BRIEF:
Reproduce the lines of the data verbatim, starting with the line containing "33, 319, 50]" and continuing through the line containing "212, 160, 226]".

════

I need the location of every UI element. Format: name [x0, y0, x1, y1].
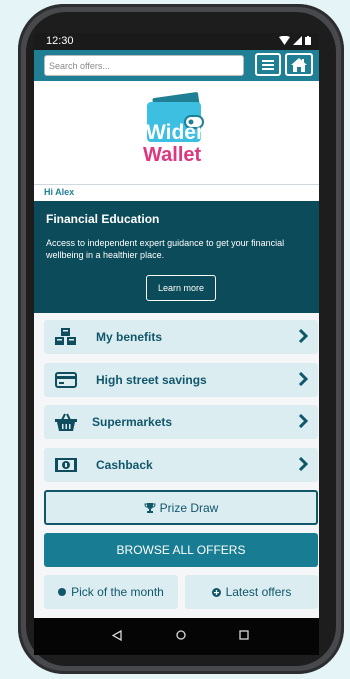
status-bar: 12:30	[34, 33, 319, 50]
shopping-basket-icon	[54, 412, 78, 432]
app-screen: 12:30 Wider Wallet Hi Alex Financial Edu…	[34, 33, 319, 655]
home-button[interactable]	[285, 53, 313, 76]
greeting: Hi Alex	[34, 184, 319, 200]
latest-offers-button[interactable]: Latest offers	[185, 575, 318, 609]
recents-icon[interactable]	[239, 630, 249, 640]
high-street-savings-label: High street savings	[96, 373, 207, 387]
supermarkets-item[interactable]: Supermarkets	[44, 405, 318, 439]
browse-all-offers-button[interactable]: BROWSE ALL OFFERS	[44, 533, 318, 567]
banknote-icon	[54, 455, 78, 475]
latest-offers-label: Latest offers	[225, 585, 292, 599]
status-icons	[279, 36, 311, 45]
banner-title: Financial Education	[46, 212, 160, 226]
signal-icon	[293, 36, 302, 45]
wider-wallet-logo[interactable]: Wider Wallet	[137, 92, 217, 172]
credit-card-icon	[54, 370, 78, 390]
prize-draw-label: Prize Draw	[159, 500, 219, 515]
chevron-right-icon	[298, 457, 308, 471]
pick-of-the-month-button[interactable]: Pick of the month	[44, 575, 178, 609]
high-street-savings-item[interactable]: High street savings	[44, 363, 318, 397]
home-nav-icon[interactable]	[176, 630, 186, 640]
dot-icon	[58, 588, 67, 596]
logo-area: Wider Wallet	[34, 81, 319, 185]
chevron-right-icon	[298, 414, 308, 428]
learn-more-button[interactable]: Learn more	[146, 275, 216, 301]
prize-draw-button[interactable]: Prize Draw	[44, 490, 318, 525]
battery-icon	[305, 36, 311, 45]
brand-wallet-text: Wallet	[143, 144, 201, 166]
banner-description: Access to independent expert guidance to…	[46, 238, 285, 260]
home-icon	[291, 57, 307, 72]
android-nav-bar	[34, 618, 319, 655]
supermarkets-label: Supermarkets	[92, 415, 173, 429]
financial-education-banner: Financial Education Access to independen…	[34, 201, 319, 313]
brand-wider-text: Wider	[146, 121, 204, 144]
menu-button[interactable]	[255, 53, 281, 76]
plus-circle-icon	[211, 587, 221, 597]
status-time: 12:30	[46, 35, 74, 47]
app-header	[34, 50, 319, 81]
cashback-label: Cashback	[96, 458, 153, 472]
cashback-item[interactable]: Cashback	[44, 448, 318, 482]
trophy-icon	[144, 502, 156, 513]
boxes-icon	[54, 327, 78, 347]
back-icon[interactable]	[112, 630, 122, 641]
hamburger-icon	[262, 59, 274, 70]
wifi-icon	[279, 36, 290, 45]
my-benefits-label: My benefits	[96, 330, 163, 344]
pick-of-the-month-label: Pick of the month	[71, 585, 164, 599]
my-benefits-item[interactable]: My benefits	[44, 320, 318, 354]
search-input[interactable]	[44, 55, 244, 76]
chevron-right-icon	[298, 329, 308, 343]
chevron-right-icon	[298, 372, 308, 386]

════

EXERCISE RESULT:
status-bar: 12:30	[34, 33, 319, 50]
shopping-basket-icon	[54, 412, 78, 432]
app-screen: 12:30 Wider Wallet Hi Alex Financial Edu…	[34, 33, 319, 655]
home-button[interactable]	[285, 53, 313, 76]
greeting: Hi Alex	[34, 184, 319, 200]
latest-offers-button[interactable]: Latest offers	[185, 575, 318, 609]
recents-icon[interactable]	[239, 630, 249, 640]
high-street-savings-label: High street savings	[96, 373, 207, 387]
supermarkets-item[interactable]: Supermarkets	[44, 405, 318, 439]
browse-all-offers-button[interactable]: BROWSE ALL OFFERS	[44, 533, 318, 567]
banknote-icon	[54, 455, 78, 475]
latest-offers-label: Latest offers	[225, 585, 292, 599]
status-icons	[279, 36, 311, 45]
banner-title: Financial Education	[46, 212, 160, 226]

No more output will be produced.